| Task objective |
List each line in which the string "adopt" appears.

| Stored data |
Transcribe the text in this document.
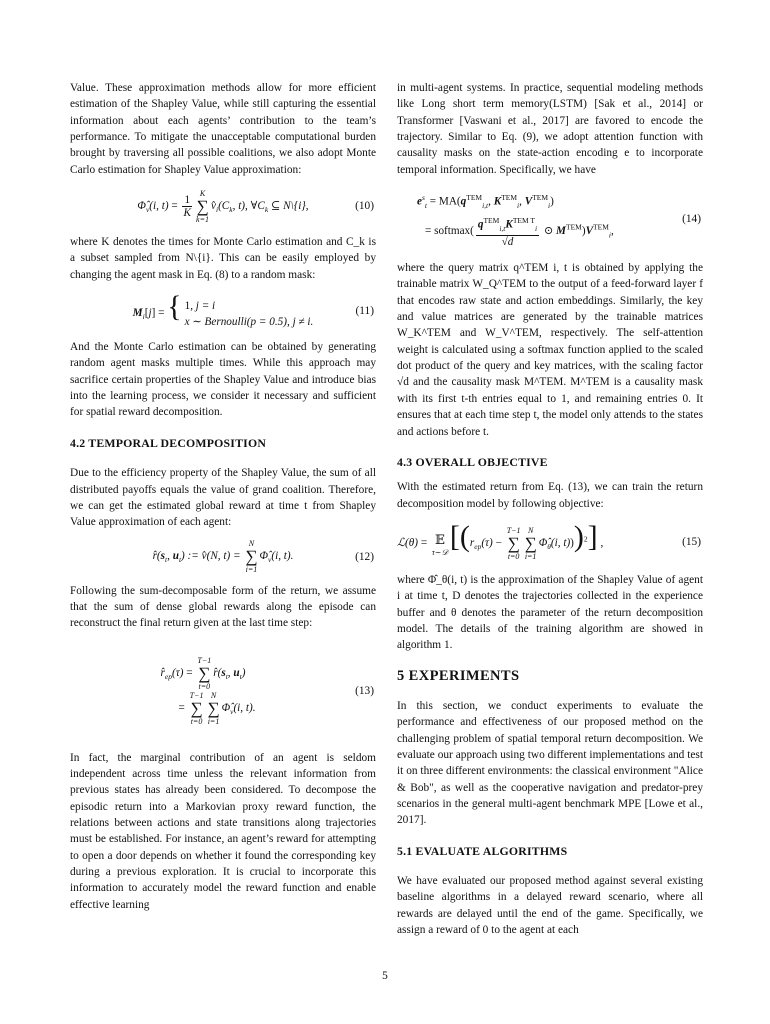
Value. These approximation methods allow for more efficient estimation of the Shapley Value, while still capturing the essential information about each agents’ contribution to the team’s performance. To mitigate the unacceptable computational burden brought by traversing all possible coalitions, we also adopt Monte Carlo estimation for Shapley Value approximation:

$\Phî_v(i$, $t) = \frac{1}{K}$
K
∑
k=1
$v̂_i(C_k$, t), $\forall C_k$ ⊆ N\{i},	(10)

where K denotes the times for Monte Carlo estimation and C_k is a subset sampled from N\{i}. This can be easily employed by changing the agent mask in Eq. (8) to a random mask:

$M_i[j]$ = { 1, j = i
x ∼ Bernoulli(p = 0.5), j ≠ i.
(11)

And the Monte Carlo estimation can be obtained by generating random agent masks multiple times. While this approach may sacrifice certain properties of the Shapley Value and introduce bias into the learning process, we consider it necessary and sufficient for spatial reward decomposition.

4.2 TEMPORAL DECOMPOSITION

Due to the efficiency property of the Shapley Value, the sum of all distributed payoffs equals the value of grand coalition. Therefore, we can get the estimated global reward at time t from Shapley Value approximation of each agent:

$r̂(s_t$, $u_t$) := v̂(N, t) =
N
∑
i=1
$\Phî_v(i$, t).	(12)

Following the sum-decomposable form of the return, we assume that the sum of dense global rewards along the episode can reconstruct the final return given at the last time step:

$r̂_{ep}(\tau)$ =
T−1
∑
t=0
$r̂(s_t$, $u_t$)
=
T−1
∑
t=0
N
∑
i=1
$\Phî_v(i$, t).
(13)

In fact, the marginal contribution of an agent is seldom independent across time unless the relevant information from previous states has already been considered. To decompose the episodic return into a Markovian proxy reward function, the relations between actions and state transitions along trajectories must be established. For instance, an agent’s reward for attempting to open a door depends on whether it found the corresponding key during a previous exploration. It is crucial to incorporate this information to accurately model the reward function and enable effective learning

in multi-agent systems. In practice, sequential modeling methods like Long short term memory(LSTM) [Sak et al., 2014] or Transformer [Vaswani et al., 2017] are favored to encode the trajectory. Similar to Eq. (9), we adopt attention function with causality masks on the state-action encoding e to incorporate temporal information. Specifically, we have

$e^s_t = MA(q^{TEM}_{i,t}$, $K^{TEM}_i$, $V^{TEM}_i$)
= softmax( $\frac{q^{TEM}_{i,t}K^{TEM T}_i}{√d}$ ⊙ $M^{TEM})V^{TEM}_i$,
(14)

where the query matrix q^TEM i, t is obtained by applying the trainable matrix W_Q^TEM to the output of a feed-forward layer f that encodes raw state and action embeddings. Similarly, the key and value matrices are generated by the trainable matrices W_K^TEM and W_V^TEM, respectively. The self-attention weight is calculated using a softmax function applied to the scaled dot product of the query and key matrices, with the scaling factor √d and the causality mask M^TEM. M^TEM is a causality mask with its first t-th entries equal to 1, and remaining entries 0. It ensures that at each time step t, the model only attends to the states and actions before t.

4.3 OVERALL OBJECTIVE

With the estimated return from Eq. (13), we can train the return decomposition model by following objective:

ℒ(θ) = 𝔼
τ∼𝒟 [($r_{ep}(\tau)$ −
T−1
∑
t=0
N
∑
i=1
$\Phî_\theta(i$, t)))$^2$] ,	(15)

where Φ̂_θ(i, t) is the approximation of the Shapley Value of agent i at time t, D denotes the trajectories collected in the experience buffer and θ denotes the parameter of the return decomposition model. The details of the training algorithm are showed in algorithm 1.

5 EXPERIMENTS

In this section, we conduct experiments to evaluate the performance and effectiveness of our proposed method on the challenging problem of spatial temporal return decomposition. We evaluate our approach using two different implementations and test it on three different environments: the classical environment "Alice & Bob", as well as the cooperative navigation and predator-prey scenarios in the general multi-agent benchmark MPE [Lowe et al., 2017].

5.1 EVALUATE ALGORITHMS

We have evaluated our proposed method against several existing baseline algorithms in a delayed reward scenario, where all rewards are delayed until the end of the game. Specifically, we assign a reward of 0 to the agent at each

5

| Result of this task |
Value. These approximation methods allow for more efficient estimation of the Shapley Value, while still capturing the essential information about each agents’ contribution to the team’s performance. To mitigate the unacceptable computational burden brought by traversing all possible coalitions, we also adopt Monte Carlo estimation for Shapley Value approximation:
in multi-agent systems. In practice, sequential modeling methods like Long short term memory(LSTM) [Sak et al., 2014] or Transformer [Vaswani et al., 2017] are favored to encode the trajectory. Similar to Eq. (9), we adopt attention function with causality masks on the state-action encoding e to incorporate temporal information. Specifically, we have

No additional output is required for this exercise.